** TASK STATEMENT **
Render the material again word for word, skipping the pictures in it.

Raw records
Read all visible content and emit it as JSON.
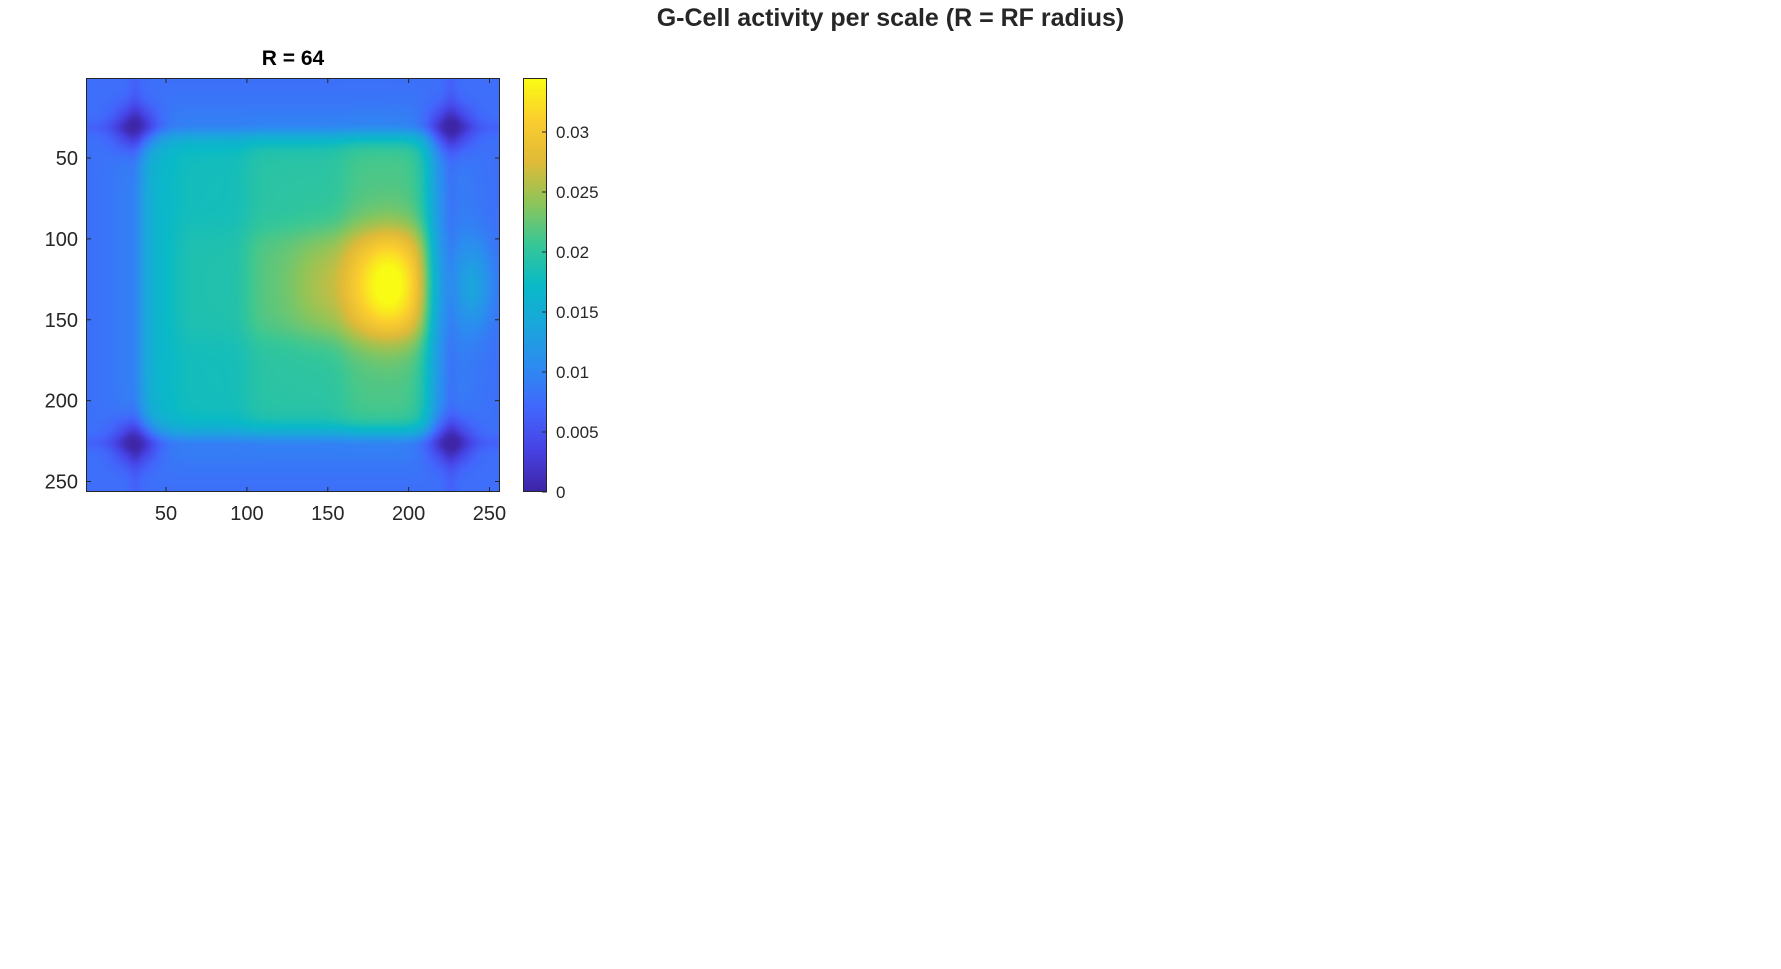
{
  "figure": {
    "suptitle": "G-Cell activity per scale (R = RF radius)"
  },
  "chart_data": {
    "type": "heatmap",
    "title": "R = 64",
    "xlabel": "",
    "ylabel": "",
    "image_size": [
      256,
      256
    ],
    "xlim": [
      0.5,
      256.5
    ],
    "ylim": [
      0.5,
      256.5
    ],
    "y_direction": "reverse",
    "xticks": [
      50,
      100,
      150,
      200,
      250
    ],
    "xtick_labels": [
      "50",
      "100",
      "150",
      "200",
      "250"
    ],
    "yticks": [
      50,
      100,
      150,
      200,
      250
    ],
    "ytick_labels": [
      "50",
      "100",
      "150",
      "200",
      "250"
    ],
    "colormap": "parula",
    "clim": [
      0,
      0.0345
    ],
    "colorbar": {
      "ticks": [
        0,
        0.005,
        0.01,
        0.015,
        0.02,
        0.025,
        0.03
      ],
      "tick_labels": [
        "0",
        "0.005",
        "0.01",
        "0.015",
        "0.02",
        "0.025",
        "0.03"
      ],
      "location": "right"
    },
    "grid": false,
    "structure": {
      "background_value": 0.009,
      "border_dark_value": 0.004,
      "corner_dark_points": [
        [
          30,
          30
        ],
        [
          226,
          30
        ],
        [
          30,
          226
        ],
        [
          226,
          226
        ]
      ],
      "inner_box_x": [
        35,
        215
      ],
      "inner_box_y": [
        35,
        220
      ],
      "inner_box_value": 0.017,
      "mid_band_y": [
        95,
        160
      ],
      "column_bands": [
        {
          "x": [
            55,
            100
          ],
          "value": 0.019
        },
        {
          "x": [
            100,
            160
          ],
          "value": 0.022
        },
        {
          "x": [
            160,
            215
          ],
          "value": 0.025
        }
      ],
      "hotspots": [
        {
          "x": 148,
          "y": 128,
          "value": 0.028
        },
        {
          "x": 188,
          "y": 128,
          "value": 0.0345
        }
      ],
      "right_lobe": {
        "x": 240,
        "y": 128,
        "value": 0.014
      }
    }
  }
}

** WRITTEN REPLY **
Read all visible content and emit it as JSON.
{
  "figure": {
    "suptitle": "G-Cell activity per scale (R = RF radius)"
  },
  "chart_data": {
    "type": "heatmap",
    "title": "R = 64",
    "xlabel": "",
    "ylabel": "",
    "image_size": [
      256,
      256
    ],
    "xlim": [
      0.5,
      256.5
    ],
    "ylim": [
      0.5,
      256.5
    ],
    "y_direction": "reverse",
    "xticks": [
      50,
      100,
      150,
      200,
      250
    ],
    "xtick_labels": [
      "50",
      "100",
      "150",
      "200",
      "250"
    ],
    "yticks": [
      50,
      100,
      150,
      200,
      250
    ],
    "ytick_labels": [
      "50",
      "100",
      "150",
      "200",
      "250"
    ],
    "colormap": "parula",
    "clim": [
      0,
      0.0345
    ],
    "colorbar": {
      "ticks": [
        0,
        0.005,
        0.01,
        0.015,
        0.02,
        0.025,
        0.03
      ],
      "tick_labels": [
        "0",
        "0.005",
        "0.01",
        "0.015",
        "0.02",
        "0.025",
        "0.03"
      ],
      "location": "right"
    },
    "grid": false,
    "structure": {
      "background_value": 0.009,
      "border_dark_value": 0.004,
      "corner_dark_points": [
        [
          30,
          30
        ],
        [
          226,
          30
        ],
        [
          30,
          226
        ],
        [
          226,
          226
        ]
      ],
      "inner_box_x": [
        35,
        215
      ],
      "inner_box_y": [
        35,
        220
      ],
      "inner_box_value": 0.017,
      "mid_band_y": [
        95,
        160
      ],
      "column_bands": [
        {
          "x": [
            55,
            100
          ],
          "value": 0.019
        },
        {
          "x": [
            100,
            160
          ],
          "value": 0.022
        },
        {
          "x": [
            160,
            215
          ],
          "value": 0.025
        }
      ],
      "hotspots": [
        {
          "x": 148,
          "y": 128,
          "value": 0.028
        },
        {
          "x": 188,
          "y": 128,
          "value": 0.0345
        }
      ],
      "right_lobe": {
        "x": 240,
        "y": 128,
        "value": 0.014
      }
    }
  }
}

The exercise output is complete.